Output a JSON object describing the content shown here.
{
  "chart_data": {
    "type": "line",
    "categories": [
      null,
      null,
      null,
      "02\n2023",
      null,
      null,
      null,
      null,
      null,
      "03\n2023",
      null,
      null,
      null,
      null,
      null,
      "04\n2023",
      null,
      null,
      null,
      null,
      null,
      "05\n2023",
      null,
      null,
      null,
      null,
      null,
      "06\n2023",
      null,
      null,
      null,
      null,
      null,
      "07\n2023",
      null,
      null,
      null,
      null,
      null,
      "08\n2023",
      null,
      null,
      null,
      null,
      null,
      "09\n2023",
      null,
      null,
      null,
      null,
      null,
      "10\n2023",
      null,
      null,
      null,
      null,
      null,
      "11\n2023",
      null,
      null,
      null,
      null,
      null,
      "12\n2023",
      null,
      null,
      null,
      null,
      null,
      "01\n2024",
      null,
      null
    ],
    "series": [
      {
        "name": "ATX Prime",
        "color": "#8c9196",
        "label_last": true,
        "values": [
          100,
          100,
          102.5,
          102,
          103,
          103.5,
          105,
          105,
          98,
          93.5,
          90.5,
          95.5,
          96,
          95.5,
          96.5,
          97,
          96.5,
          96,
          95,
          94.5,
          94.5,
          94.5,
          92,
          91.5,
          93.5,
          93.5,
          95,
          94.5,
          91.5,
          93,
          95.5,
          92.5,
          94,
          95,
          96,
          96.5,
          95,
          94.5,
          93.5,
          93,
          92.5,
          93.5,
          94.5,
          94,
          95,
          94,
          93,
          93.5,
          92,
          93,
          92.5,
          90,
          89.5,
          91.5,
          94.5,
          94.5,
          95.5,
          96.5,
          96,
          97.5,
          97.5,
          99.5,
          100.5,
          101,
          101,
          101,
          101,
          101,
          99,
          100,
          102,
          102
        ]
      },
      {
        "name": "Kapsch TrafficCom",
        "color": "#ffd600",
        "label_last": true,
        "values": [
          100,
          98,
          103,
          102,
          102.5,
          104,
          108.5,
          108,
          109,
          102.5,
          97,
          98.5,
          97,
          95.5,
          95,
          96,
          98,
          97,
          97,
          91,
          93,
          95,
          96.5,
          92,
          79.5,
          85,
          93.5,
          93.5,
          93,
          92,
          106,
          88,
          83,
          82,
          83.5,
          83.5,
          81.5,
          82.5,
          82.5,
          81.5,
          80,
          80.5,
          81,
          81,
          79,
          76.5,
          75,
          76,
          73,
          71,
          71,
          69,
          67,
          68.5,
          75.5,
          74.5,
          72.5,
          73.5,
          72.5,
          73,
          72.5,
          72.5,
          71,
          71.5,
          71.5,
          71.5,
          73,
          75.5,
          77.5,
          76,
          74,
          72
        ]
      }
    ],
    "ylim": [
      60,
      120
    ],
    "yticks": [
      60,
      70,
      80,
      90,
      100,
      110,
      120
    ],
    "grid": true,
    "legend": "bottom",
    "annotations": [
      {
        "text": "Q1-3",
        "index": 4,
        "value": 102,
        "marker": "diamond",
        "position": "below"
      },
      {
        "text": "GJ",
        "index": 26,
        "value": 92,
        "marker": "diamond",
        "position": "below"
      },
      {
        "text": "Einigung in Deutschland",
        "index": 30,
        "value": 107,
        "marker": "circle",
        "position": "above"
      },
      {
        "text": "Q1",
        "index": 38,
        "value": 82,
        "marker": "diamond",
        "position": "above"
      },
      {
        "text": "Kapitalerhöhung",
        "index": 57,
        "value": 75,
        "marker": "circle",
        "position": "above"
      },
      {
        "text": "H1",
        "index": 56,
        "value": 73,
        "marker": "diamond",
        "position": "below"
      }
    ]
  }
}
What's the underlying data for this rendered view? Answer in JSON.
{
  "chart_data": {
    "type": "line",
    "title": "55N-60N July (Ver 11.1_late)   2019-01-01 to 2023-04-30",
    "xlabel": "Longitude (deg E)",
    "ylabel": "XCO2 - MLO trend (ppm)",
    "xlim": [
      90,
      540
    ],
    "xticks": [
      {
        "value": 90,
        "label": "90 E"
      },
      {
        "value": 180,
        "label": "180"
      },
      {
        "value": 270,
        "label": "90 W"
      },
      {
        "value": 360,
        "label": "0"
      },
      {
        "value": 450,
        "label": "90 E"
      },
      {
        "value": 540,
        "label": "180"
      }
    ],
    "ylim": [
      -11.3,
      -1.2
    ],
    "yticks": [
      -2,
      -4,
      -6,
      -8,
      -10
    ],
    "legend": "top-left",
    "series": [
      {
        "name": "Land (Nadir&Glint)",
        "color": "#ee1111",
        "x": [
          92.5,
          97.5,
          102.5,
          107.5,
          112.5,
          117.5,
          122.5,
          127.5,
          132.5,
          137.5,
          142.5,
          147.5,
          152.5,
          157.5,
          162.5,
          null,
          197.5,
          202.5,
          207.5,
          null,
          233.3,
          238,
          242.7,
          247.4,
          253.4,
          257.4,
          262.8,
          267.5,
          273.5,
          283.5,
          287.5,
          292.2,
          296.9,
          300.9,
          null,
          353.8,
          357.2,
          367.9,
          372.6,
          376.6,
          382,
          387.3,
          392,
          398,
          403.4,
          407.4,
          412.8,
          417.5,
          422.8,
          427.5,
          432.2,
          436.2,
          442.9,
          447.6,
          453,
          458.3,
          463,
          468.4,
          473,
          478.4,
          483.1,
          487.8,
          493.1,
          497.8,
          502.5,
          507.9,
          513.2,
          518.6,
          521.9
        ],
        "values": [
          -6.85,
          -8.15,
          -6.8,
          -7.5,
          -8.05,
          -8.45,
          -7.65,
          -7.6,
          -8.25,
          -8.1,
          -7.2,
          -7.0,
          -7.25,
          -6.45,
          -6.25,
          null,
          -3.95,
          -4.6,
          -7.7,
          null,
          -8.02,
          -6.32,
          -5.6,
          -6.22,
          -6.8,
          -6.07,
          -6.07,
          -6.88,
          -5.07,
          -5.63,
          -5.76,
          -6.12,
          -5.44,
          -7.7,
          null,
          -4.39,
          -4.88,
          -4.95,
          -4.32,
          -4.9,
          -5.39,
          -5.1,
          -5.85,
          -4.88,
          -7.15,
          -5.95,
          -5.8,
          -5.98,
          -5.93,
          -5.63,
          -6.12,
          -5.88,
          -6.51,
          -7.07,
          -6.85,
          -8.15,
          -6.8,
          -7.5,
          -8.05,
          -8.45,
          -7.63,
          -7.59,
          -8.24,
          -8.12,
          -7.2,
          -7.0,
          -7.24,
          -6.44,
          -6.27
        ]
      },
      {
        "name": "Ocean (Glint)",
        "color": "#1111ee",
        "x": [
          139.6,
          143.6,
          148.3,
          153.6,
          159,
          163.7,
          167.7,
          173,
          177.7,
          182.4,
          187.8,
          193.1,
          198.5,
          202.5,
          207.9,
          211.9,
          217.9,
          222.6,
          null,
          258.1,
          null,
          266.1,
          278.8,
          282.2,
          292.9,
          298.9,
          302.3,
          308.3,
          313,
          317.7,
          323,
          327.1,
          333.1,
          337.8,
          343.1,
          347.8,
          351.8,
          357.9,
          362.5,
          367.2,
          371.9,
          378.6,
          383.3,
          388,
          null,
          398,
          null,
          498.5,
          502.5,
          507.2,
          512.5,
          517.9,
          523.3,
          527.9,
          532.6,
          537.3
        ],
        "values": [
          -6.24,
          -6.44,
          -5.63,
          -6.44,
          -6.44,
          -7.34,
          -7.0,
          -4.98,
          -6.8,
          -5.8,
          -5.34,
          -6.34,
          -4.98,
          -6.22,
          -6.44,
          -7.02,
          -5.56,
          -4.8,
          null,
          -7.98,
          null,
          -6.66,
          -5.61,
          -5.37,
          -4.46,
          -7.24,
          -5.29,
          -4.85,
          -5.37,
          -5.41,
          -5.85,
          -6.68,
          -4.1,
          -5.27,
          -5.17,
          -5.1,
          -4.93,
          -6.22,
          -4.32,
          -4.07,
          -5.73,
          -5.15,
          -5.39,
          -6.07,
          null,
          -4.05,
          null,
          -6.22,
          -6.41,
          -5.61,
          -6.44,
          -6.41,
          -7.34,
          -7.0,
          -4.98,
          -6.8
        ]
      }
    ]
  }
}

# # # #

▶ [Work to do]
Go through the listing above and work out how many lines contain the string "index". Reply with the number alone.

▶ [Task answer]
6